WHAT IS REQUIRED
Starting at the line containing "table-row: 内空高 H0" and ending with the line containing "confirm-button[interactable]: ✔ 確定", rename "param-label" to "field-label" and return only those lines, with nothing else changed.
====== ROWS
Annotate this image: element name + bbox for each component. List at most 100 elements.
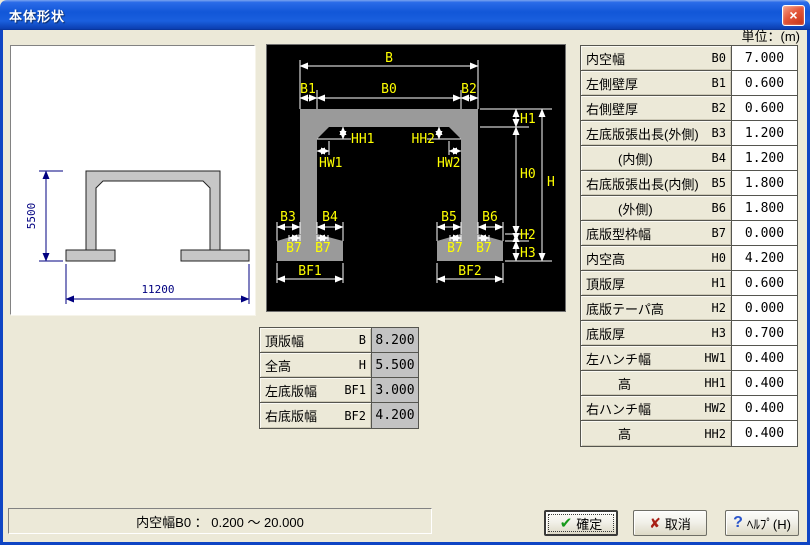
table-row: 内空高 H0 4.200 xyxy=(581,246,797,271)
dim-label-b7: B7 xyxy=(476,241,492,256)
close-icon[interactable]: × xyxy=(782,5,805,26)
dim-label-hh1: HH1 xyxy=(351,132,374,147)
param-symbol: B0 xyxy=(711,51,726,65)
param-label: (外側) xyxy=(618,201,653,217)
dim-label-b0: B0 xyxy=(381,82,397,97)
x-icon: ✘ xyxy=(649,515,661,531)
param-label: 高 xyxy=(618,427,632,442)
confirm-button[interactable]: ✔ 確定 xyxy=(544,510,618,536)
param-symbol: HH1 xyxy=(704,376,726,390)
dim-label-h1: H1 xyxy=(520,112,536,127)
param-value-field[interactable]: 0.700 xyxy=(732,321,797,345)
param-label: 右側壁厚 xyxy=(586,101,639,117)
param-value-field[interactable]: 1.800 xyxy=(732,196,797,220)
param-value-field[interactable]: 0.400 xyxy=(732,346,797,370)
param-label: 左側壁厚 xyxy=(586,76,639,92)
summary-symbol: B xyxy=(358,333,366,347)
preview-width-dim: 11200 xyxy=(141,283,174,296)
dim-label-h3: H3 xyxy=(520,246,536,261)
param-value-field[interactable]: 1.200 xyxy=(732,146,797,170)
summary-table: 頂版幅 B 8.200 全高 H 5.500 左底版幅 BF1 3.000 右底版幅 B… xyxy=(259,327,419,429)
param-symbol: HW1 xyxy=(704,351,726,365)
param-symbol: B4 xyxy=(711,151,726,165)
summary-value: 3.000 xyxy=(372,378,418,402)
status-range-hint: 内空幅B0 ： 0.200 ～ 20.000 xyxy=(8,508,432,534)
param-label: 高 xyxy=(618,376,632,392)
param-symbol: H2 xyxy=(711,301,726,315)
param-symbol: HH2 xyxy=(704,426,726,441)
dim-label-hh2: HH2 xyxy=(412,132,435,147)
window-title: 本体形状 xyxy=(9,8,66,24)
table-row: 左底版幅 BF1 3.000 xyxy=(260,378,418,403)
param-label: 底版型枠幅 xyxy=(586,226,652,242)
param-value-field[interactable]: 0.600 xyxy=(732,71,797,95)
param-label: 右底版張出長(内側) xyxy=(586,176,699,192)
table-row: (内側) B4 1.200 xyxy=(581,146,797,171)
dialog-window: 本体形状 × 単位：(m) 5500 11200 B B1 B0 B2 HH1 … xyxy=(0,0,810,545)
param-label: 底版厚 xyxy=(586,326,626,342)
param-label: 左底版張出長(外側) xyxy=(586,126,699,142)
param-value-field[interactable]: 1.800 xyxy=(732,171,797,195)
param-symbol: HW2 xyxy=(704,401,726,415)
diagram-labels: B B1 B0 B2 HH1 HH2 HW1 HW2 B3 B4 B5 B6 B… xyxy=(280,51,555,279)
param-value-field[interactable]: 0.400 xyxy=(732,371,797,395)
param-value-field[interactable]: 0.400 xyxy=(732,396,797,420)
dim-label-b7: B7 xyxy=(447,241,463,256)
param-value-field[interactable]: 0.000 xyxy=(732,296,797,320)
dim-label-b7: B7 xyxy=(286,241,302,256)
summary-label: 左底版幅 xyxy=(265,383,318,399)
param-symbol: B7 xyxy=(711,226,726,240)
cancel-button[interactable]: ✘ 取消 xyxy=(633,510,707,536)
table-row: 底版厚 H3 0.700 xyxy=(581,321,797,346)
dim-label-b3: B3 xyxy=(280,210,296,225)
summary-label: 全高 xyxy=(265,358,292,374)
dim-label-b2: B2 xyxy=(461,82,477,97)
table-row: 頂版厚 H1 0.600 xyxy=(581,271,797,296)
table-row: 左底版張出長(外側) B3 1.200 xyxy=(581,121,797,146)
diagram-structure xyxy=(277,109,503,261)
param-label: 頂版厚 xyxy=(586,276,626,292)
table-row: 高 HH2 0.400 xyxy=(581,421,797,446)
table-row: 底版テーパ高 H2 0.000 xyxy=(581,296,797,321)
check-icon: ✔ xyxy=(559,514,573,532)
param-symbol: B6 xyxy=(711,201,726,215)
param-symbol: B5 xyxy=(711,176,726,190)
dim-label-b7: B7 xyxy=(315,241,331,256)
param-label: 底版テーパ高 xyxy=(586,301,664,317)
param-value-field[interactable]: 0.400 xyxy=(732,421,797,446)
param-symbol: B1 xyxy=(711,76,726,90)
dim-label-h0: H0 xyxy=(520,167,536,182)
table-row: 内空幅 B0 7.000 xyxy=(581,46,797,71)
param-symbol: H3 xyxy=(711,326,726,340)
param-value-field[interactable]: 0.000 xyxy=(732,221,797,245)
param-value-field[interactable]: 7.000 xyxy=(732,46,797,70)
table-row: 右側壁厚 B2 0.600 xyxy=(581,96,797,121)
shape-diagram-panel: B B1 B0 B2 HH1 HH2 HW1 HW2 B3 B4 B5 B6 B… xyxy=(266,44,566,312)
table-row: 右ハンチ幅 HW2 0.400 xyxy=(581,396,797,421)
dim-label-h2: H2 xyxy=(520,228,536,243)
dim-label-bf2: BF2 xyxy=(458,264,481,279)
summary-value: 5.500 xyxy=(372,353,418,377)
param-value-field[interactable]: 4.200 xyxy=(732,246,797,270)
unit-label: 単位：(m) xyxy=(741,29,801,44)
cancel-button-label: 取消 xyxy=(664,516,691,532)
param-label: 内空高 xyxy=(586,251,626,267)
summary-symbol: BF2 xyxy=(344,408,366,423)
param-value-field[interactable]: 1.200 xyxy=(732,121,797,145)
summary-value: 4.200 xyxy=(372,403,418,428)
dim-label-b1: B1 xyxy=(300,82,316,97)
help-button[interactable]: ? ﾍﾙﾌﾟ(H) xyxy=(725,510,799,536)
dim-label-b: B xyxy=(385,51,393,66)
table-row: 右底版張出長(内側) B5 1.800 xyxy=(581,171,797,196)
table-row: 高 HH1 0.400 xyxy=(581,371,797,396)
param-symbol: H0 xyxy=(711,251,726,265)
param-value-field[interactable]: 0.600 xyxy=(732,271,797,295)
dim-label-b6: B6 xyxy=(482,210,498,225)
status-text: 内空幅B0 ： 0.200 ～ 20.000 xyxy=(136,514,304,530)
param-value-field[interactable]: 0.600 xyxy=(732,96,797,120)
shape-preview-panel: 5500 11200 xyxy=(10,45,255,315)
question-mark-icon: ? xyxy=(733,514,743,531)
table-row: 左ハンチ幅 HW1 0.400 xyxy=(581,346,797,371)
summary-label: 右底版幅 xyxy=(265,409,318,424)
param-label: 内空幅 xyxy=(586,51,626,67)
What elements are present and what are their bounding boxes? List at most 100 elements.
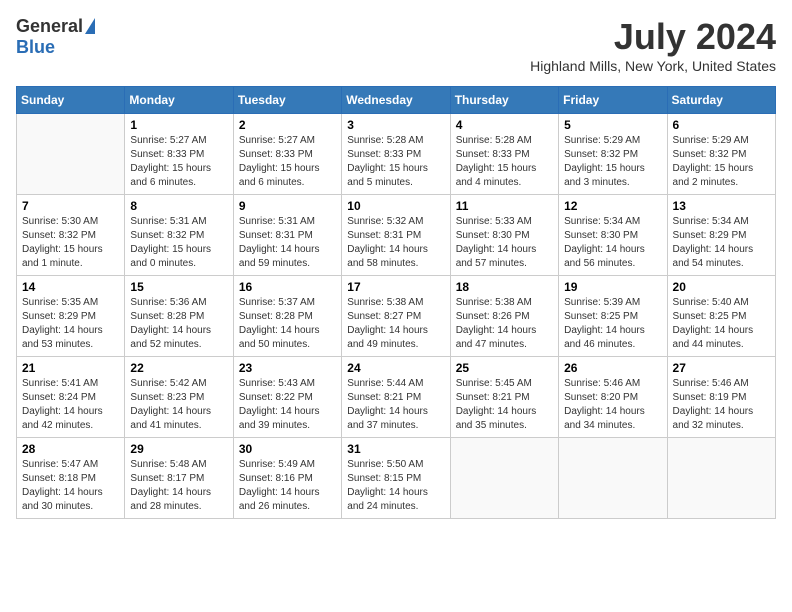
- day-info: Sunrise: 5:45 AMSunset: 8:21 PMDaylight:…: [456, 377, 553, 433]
============
TASK RESULT
table-row: 内空高 H0 4.200 xyxy=(581,246,797,271)
dim-label-b7: B7 xyxy=(476,241,492,256)
close-icon[interactable]: × xyxy=(782,5,805,26)
dim-label-hh1: HH1 xyxy=(351,132,374,147)
param-symbol: B0 xyxy=(711,51,726,65)
field-label: (外側) xyxy=(618,201,653,217)
dim-label-b0: B0 xyxy=(381,82,397,97)
x-icon: ✘ xyxy=(649,515,661,531)
field-label: 高 xyxy=(618,427,632,442)
confirm-button[interactable]: ✔ 確定 xyxy=(544,510,618,536)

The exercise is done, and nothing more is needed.